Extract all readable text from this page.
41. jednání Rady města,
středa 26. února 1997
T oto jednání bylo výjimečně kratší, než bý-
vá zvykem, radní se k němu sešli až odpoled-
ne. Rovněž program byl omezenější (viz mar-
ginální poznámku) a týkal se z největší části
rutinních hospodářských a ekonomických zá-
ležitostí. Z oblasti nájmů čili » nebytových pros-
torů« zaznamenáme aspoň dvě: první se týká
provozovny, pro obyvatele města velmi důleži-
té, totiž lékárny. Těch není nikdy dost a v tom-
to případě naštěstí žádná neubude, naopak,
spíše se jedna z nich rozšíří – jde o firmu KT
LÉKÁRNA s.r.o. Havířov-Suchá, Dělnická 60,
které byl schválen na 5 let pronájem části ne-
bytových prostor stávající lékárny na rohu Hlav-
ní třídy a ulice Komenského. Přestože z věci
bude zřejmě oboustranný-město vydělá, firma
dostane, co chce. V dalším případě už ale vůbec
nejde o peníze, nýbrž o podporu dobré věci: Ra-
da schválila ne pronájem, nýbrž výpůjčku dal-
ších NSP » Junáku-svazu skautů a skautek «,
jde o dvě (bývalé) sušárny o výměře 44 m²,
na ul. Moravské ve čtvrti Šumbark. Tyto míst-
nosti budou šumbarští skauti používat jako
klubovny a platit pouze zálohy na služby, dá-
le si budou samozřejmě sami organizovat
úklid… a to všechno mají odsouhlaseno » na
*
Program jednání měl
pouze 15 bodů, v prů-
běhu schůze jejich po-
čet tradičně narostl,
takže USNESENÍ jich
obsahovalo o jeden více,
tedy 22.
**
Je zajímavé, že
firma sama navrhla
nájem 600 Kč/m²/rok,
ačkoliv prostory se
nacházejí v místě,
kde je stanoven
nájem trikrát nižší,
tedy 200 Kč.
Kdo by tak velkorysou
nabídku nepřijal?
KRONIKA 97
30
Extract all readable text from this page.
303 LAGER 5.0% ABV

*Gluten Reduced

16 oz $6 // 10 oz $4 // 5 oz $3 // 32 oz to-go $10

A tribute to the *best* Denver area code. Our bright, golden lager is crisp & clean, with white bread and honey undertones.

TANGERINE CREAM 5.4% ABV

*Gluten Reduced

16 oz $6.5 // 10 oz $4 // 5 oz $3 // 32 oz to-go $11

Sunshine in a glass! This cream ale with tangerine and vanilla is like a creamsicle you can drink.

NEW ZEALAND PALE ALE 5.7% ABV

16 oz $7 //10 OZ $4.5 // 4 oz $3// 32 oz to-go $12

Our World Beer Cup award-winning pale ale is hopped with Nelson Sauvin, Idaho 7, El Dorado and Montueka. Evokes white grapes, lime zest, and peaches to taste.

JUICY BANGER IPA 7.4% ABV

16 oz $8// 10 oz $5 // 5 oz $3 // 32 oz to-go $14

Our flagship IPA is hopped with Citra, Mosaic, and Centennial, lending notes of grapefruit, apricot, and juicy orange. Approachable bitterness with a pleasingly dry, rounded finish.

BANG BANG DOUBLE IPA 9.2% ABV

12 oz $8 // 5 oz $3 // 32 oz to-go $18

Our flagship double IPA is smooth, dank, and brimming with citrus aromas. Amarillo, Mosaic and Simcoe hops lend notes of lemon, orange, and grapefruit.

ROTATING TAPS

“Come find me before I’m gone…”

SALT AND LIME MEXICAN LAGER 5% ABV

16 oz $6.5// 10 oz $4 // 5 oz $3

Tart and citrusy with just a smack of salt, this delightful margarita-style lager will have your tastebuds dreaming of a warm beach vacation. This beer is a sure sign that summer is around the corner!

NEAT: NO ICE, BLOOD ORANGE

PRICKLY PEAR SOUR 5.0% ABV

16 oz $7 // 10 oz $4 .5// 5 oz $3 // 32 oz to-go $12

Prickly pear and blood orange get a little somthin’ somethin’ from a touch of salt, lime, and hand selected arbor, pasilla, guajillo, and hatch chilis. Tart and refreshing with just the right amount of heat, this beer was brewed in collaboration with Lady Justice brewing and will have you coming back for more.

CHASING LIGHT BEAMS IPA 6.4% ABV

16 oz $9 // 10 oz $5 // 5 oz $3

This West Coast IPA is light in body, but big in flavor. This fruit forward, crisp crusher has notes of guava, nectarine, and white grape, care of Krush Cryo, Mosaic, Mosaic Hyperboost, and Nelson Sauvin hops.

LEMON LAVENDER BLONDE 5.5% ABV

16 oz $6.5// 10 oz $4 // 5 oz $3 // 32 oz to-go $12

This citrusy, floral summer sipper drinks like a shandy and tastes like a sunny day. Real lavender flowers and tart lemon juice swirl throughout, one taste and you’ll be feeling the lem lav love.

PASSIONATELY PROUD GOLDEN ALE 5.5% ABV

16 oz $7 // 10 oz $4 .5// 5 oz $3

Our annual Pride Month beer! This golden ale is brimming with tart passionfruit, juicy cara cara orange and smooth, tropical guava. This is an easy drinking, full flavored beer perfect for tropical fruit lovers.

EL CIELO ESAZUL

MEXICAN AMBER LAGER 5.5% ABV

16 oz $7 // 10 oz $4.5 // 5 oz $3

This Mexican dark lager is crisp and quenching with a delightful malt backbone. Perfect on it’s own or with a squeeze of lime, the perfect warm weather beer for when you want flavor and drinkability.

****************

Copy out each line in the preceding records that contains "pronájem".

které byl schválen na 5 let pronájem části ne-
da schválila ne pronájem, nýbrž výpůjčku dal-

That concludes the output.